◆ **Dataset items**
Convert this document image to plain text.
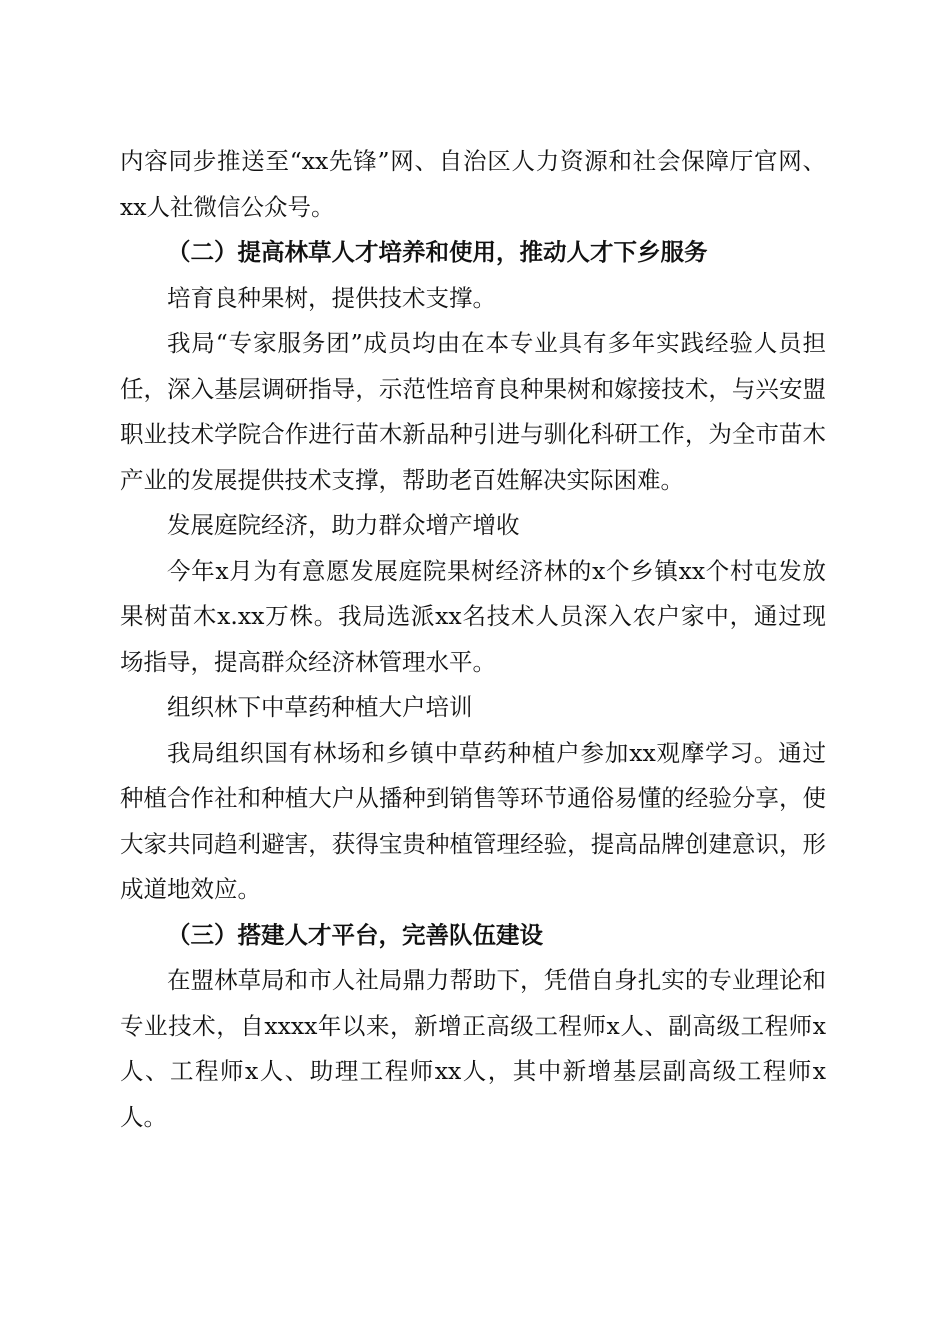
内容同步推送至“xx先锋”网、自治区人力资源和社会保障厅官网、xx人社微信公众号。

（二）提高林草人才培养和使用，推动人才下乡服务

培育良种果树，提供技术支撑。

我局“专家服务团”成员均由在本专业具有多年实践经验人员担任，深入基层调研指导，示范性培育良种果树和嫁接技术，与兴安盟职业技术学院合作进行苗木新品种引进与驯化科研工作，为全市苗木产业的发展提供技术支撑，帮助老百姓解决实际困难。

发展庭院经济，助力群众增产增收

今年x月为有意愿发展庭院果树经济林的x个乡镇xx个村屯发放果树苗木x.xx万株。我局选派xx名技术人员深入农户家中，通过现场指导，提高群众经济林管理水平。

组织林下中草药种植大户培训

我局组织国有林场和乡镇中草药种植户参加xx观摩学习。通过种植合作社和种植大户从播种到销售等环节通俗易懂的经验分享，使大家共同趋利避害，获得宝贵种植管理经验，提高品牌创建意识，形成道地效应。

（三）搭建人才平台，完善队伍建设

在盟林草局和市人社局鼎力帮助下，凭借自身扎实的专业理论和专业技术，自xxxx年以来，新增正高级工程师x人、副高级工程师x人、工程师x人、助理工程师xx人，其中新增基层副高级工程师x人。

◆ **Aim**
Give all the lines above again, character for character, without pictures.

◆ **Written answer**
Convert this document image to plain text.
内容同步推送至“xx先锋”网、自治区人力资源和社会保障厅官网、xx人社微信公众号。

（二）提高林草人才培养和使用，推动人才下乡服务

培育良种果树，提供技术支撑。

我局“专家服务团”成员均由在本专业具有多年实践经验人员担任，深入基层调研指导，示范性培育良种果树和嫁接技术，与兴安盟职业技术学院合作进行苗木新品种引进与驯化科研工作，为全市苗木产业的发展提供技术支撑，帮助老百姓解决实际困难。

发展庭院经济，助力群众增产增收

今年x月为有意愿发展庭院果树经济林的x个乡镇xx个村屯发放果树苗木x.xx万株。我局选派xx名技术人员深入农户家中，通过现场指导，提高群众经济林管理水平。

组织林下中草药种植大户培训

我局组织国有林场和乡镇中草药种植户参加xx观摩学习。通过种植合作社和种植大户从播种到销售等环节通俗易懂的经验分享，使大家共同趋利避害，获得宝贵种植管理经验，提高品牌创建意识，形成道地效应。

（三）搭建人才平台，完善队伍建设

在盟林草局和市人社局鼎力帮助下，凭借自身扎实的专业理论和专业技术，自xxxx年以来，新增正高级工程师x人、副高级工程师x人、工程师x人、助理工程师xx人，其中新增基层副高级工程师x人。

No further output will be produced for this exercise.